TASK PROMPT: Reproduce the records below in their entirety, character for character.

PROVIDED RECORDS:
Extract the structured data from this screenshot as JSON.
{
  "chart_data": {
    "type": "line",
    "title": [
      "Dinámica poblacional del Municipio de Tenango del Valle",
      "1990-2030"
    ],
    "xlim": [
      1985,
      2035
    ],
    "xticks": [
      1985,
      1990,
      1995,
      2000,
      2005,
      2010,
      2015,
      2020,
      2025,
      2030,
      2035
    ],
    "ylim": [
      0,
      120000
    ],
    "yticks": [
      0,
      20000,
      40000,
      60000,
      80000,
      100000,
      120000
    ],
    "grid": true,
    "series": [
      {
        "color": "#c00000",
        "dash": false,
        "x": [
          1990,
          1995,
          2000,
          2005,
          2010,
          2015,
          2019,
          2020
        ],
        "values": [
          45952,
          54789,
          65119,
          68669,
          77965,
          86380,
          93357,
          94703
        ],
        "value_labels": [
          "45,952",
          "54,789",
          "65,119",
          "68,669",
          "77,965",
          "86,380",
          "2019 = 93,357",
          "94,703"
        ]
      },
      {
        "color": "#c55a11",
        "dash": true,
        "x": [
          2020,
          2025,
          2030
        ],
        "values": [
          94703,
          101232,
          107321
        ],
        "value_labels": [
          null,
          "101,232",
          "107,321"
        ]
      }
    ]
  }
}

SOLUTION TO THIS PROBLEM:
Extract the structured data from this screenshot as JSON.
{
  "chart_data": {
    "type": "line",
    "title": [
      "Dinámica poblacional del Municipio de Tenango del Valle",
      "1990-2030"
    ],
    "xlim": [
      1985,
      2035
    ],
    "xticks": [
      1985,
      1990,
      1995,
      2000,
      2005,
      2010,
      2015,
      2020,
      2025,
      2030,
      2035
    ],
    "ylim": [
      0,
      120000
    ],
    "yticks": [
      0,
      20000,
      40000,
      60000,
      80000,
      100000,
      120000
    ],
    "grid": true,
    "series": [
      {
        "color": "#c00000",
        "dash": false,
        "x": [
          1990,
          1995,
          2000,
          2005,
          2010,
          2015,
          2019,
          2020
        ],
        "values": [
          45952,
          54789,
          65119,
          68669,
          77965,
          86380,
          93357,
          94703
        ],
        "value_labels": [
          "45,952",
          "54,789",
          "65,119",
          "68,669",
          "77,965",
          "86,380",
          "2019 = 93,357",
          "94,703"
        ]
      },
      {
        "color": "#c55a11",
        "dash": true,
        "x": [
          2020,
          2025,
          2030
        ],
        "values": [
          94703,
          101232,
          107321
        ],
        "value_labels": [
          null,
          "101,232",
          "107,321"
        ]
      }
    ]
  }
}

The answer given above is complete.